:: GIVEN INSTRUCTION ::
Below are the records; collect from them each line containing the string "screenshot".

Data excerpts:

========================================

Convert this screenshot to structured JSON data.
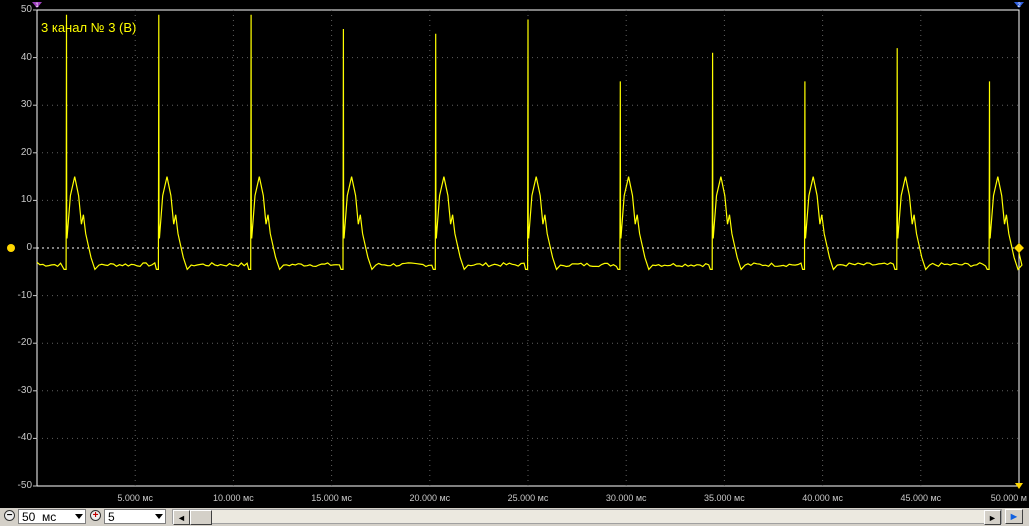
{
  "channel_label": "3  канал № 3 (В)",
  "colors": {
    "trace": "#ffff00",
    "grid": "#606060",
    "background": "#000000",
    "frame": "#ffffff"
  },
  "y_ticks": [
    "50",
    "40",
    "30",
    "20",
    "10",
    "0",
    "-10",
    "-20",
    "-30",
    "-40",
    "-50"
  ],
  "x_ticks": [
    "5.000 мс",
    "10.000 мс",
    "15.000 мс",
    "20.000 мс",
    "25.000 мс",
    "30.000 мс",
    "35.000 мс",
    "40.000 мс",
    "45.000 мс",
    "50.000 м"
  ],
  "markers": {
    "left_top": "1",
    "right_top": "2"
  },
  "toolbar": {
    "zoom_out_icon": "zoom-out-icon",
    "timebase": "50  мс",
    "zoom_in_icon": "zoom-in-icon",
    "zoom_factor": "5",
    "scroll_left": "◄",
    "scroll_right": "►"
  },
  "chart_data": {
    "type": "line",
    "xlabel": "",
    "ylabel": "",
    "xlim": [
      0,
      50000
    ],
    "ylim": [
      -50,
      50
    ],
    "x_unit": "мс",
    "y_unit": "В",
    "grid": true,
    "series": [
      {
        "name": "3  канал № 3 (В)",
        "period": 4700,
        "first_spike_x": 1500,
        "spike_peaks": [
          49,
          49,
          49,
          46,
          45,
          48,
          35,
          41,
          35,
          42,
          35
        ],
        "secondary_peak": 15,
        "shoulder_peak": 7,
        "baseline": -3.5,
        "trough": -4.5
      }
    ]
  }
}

========================================

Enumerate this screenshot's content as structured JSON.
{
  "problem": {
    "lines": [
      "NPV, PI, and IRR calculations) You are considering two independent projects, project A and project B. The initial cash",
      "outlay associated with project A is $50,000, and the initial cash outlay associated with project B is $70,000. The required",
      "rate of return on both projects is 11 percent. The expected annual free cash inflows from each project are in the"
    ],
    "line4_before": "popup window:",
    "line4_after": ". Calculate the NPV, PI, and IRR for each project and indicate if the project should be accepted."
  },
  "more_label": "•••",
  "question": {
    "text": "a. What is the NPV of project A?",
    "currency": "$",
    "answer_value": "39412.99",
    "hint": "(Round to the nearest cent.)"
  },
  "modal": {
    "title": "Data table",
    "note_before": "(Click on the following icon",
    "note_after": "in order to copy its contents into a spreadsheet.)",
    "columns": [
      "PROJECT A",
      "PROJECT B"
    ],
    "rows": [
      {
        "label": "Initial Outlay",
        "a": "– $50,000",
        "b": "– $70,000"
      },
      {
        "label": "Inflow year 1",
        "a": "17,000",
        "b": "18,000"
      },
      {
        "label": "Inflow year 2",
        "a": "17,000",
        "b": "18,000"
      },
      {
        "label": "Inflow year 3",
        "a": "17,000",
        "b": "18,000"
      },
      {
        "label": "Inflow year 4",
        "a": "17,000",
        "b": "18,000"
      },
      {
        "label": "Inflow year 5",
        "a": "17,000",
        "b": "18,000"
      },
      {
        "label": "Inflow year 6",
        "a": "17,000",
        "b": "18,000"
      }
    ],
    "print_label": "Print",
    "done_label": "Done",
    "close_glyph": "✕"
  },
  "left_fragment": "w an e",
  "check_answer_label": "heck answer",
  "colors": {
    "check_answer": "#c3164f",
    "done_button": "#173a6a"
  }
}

========================================

:: FINAL RESULT ::
Convert this screenshot to structured JSON data.
Enumerate this screenshot's content as structured JSON.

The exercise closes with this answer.